**RECORDS PROVIDED**
━━━━━━━━

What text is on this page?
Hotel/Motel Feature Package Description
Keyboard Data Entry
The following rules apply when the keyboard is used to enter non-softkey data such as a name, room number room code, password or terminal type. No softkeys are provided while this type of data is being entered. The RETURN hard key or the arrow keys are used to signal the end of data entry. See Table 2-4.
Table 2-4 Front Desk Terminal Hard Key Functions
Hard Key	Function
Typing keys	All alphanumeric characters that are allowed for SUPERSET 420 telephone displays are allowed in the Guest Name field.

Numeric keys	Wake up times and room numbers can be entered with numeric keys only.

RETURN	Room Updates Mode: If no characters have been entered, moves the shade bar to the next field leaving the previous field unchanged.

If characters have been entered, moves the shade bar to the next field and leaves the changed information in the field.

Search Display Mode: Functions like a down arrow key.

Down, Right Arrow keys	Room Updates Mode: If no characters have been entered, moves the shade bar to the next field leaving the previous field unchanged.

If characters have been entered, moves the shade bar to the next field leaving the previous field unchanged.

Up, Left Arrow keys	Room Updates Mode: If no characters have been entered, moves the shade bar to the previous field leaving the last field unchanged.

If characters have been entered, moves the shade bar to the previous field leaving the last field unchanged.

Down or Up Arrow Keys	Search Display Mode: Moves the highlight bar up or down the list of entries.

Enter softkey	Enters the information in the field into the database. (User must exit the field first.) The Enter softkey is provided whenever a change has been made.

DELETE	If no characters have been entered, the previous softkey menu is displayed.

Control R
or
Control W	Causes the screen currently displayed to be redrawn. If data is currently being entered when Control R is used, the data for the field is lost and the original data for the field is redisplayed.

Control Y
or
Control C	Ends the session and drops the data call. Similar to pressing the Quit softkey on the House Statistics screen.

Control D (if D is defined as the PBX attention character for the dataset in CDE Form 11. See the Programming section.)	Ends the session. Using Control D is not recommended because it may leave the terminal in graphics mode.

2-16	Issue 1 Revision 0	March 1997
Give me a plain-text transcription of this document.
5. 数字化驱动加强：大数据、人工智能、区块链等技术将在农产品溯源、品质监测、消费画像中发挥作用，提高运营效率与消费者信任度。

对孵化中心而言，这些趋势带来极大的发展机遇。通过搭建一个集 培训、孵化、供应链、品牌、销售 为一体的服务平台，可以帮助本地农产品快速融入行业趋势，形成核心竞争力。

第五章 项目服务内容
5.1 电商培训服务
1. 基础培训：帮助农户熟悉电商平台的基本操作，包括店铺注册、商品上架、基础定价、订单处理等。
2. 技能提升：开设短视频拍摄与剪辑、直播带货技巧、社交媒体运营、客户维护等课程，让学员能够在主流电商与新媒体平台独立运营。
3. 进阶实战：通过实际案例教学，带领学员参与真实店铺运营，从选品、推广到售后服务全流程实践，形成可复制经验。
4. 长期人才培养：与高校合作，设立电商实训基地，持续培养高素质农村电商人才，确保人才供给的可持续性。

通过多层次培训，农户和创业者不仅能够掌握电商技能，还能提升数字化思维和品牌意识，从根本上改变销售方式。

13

━━━━━━━━

**DIRECTION**
Take the lines above and retype all of them exactly.

**CORRECT ANSWER**
What text is on this page?
Hotel/Motel Feature Package Description
Keyboard Data Entry
The following rules apply when the keyboard is used to enter non-softkey data such as a name, room number room code, password or terminal type. No softkeys are provided while this type of data is being entered. The RETURN hard key or the arrow keys are used to signal the end of data entry. See Table 2-4.
Table 2-4 Front Desk Terminal Hard Key Functions
Hard Key	Function
Typing keys	All alphanumeric characters that are allowed for SUPERSET 420 telephone displays are allowed in the Guest Name field.

Numeric keys	Wake up times and room numbers can be entered with numeric keys only.

RETURN	Room Updates Mode: If no characters have been entered, moves the shade bar to the next field leaving the previous field unchanged.

If characters have been entered, moves the shade bar to the next field and leaves the changed information in the field.

Search Display Mode: Functions like a down arrow key.

Down, Right Arrow keys	Room Updates Mode: If no characters have been entered, moves the shade bar to the next field leaving the previous field unchanged.

If characters have been entered, moves the shade bar to the next field leaving the previous field unchanged.

Up, Left Arrow keys	Room Updates Mode: If no characters have been entered, moves the shade bar to the previous field leaving the last field unchanged.

If characters have been entered, moves the shade bar to the previous field leaving the last field unchanged.

Down or Up Arrow Keys	Search Display Mode: Moves the highlight bar up or down the list of entries.

Enter softkey	Enters the information in the field into the database. (User must exit the field first.) The Enter softkey is provided whenever a change has been made.

DELETE	If no characters have been entered, the previous softkey menu is displayed.

Control R
or
Control W	Causes the screen currently displayed to be redrawn. If data is currently being entered when Control R is used, the data for the field is lost and the original data for the field is redisplayed.

Control Y
or
Control C	Ends the session and drops the data call. Similar to pressing the Quit softkey on the House Statistics screen.

Control D (if D is defined as the PBX attention character for the dataset in CDE Form 11. See the Programming section.)	Ends the session. Using Control D is not recommended because it may leave the terminal in graphics mode.

2-16	Issue 1 Revision 0	March 1997
Give me a plain-text transcription of this document.
5. 数字化驱动加强：大数据、人工智能、区块链等技术将在农产品溯源、品质监测、消费画像中发挥作用，提高运营效率与消费者信任度。

对孵化中心而言，这些趋势带来极大的发展机遇。通过搭建一个集 培训、孵化、供应链、品牌、销售 为一体的服务平台，可以帮助本地农产品快速融入行业趋势，形成核心竞争力。

第五章 项目服务内容
5.1 电商培训服务
1. 基础培训：帮助农户熟悉电商平台的基本操作，包括店铺注册、商品上架、基础定价、订单处理等。
2. 技能提升：开设短视频拍摄与剪辑、直播带货技巧、社交媒体运营、客户维护等课程，让学员能够在主流电商与新媒体平台独立运营。
3. 进阶实战：通过实际案例教学，带领学员参与真实店铺运营，从选品、推广到售后服务全流程实践，形成可复制经验。
4. 长期人才培养：与高校合作，设立电商实训基地，持续培养高素质农村电商人才，确保人才供给的可持续性。

通过多层次培训，农户和创业者不仅能够掌握电商技能，还能提升数字化思维和品牌意识，从根本上改变销售方式。

13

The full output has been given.